§ **Required work**
Below are the records; locate each line with the word "this" and copy it.

§ **Dataset**

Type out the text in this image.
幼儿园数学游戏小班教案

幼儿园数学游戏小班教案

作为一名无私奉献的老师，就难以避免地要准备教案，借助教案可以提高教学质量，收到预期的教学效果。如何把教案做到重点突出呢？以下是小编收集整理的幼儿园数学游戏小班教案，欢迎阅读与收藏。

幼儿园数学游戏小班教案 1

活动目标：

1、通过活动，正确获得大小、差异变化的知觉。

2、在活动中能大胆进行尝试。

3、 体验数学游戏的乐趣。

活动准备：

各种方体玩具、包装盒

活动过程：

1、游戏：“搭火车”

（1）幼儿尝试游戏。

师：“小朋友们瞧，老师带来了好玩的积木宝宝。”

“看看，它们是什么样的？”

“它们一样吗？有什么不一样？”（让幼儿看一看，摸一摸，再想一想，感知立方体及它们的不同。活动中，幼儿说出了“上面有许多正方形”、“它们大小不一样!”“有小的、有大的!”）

* * *

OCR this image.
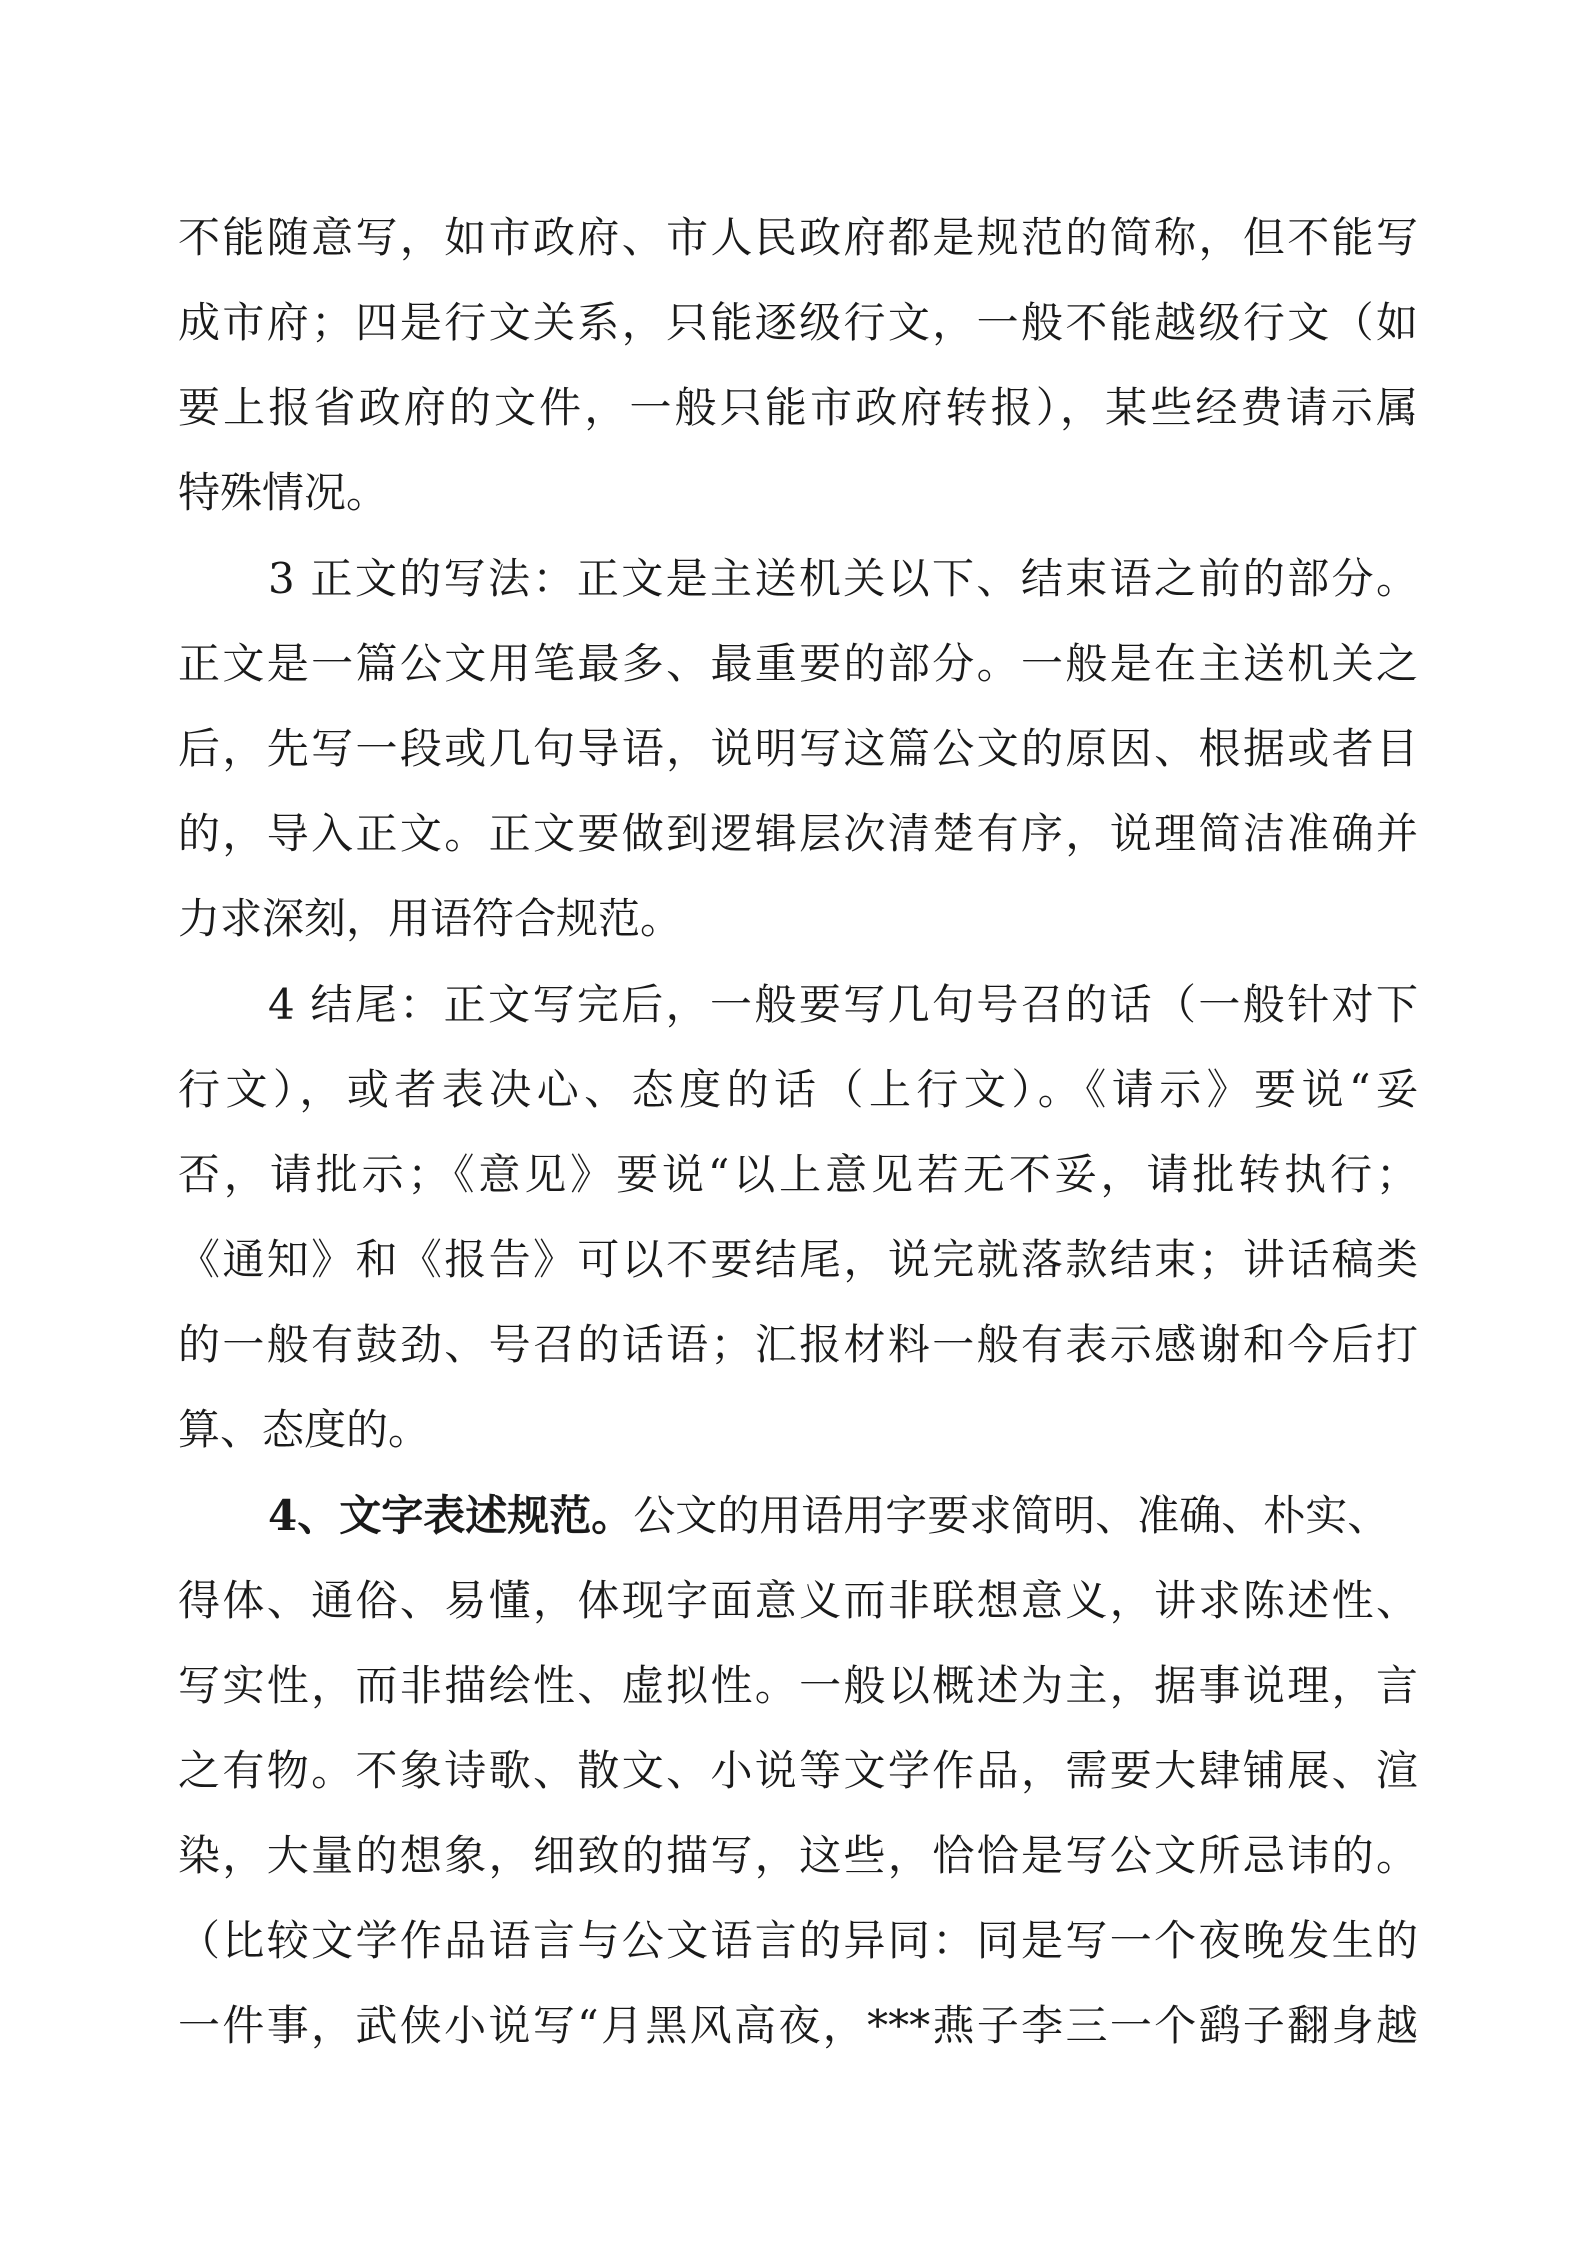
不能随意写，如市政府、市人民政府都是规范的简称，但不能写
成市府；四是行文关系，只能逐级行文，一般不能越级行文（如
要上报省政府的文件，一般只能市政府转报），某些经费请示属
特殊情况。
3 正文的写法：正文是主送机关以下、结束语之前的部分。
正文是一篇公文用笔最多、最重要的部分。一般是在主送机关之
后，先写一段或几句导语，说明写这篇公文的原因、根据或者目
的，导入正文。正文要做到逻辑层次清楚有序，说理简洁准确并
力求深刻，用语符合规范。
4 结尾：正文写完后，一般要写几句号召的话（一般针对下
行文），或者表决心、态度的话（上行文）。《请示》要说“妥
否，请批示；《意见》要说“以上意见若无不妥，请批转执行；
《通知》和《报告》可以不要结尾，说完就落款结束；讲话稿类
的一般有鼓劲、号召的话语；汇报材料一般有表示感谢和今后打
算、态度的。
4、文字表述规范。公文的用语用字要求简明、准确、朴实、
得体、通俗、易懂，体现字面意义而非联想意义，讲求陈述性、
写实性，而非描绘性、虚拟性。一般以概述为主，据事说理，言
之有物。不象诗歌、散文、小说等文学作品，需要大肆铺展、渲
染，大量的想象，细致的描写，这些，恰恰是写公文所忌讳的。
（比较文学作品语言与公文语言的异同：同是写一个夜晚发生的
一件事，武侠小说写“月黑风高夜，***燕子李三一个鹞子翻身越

§ **Exercise answer**
Type out the text in this image.
OCR this image.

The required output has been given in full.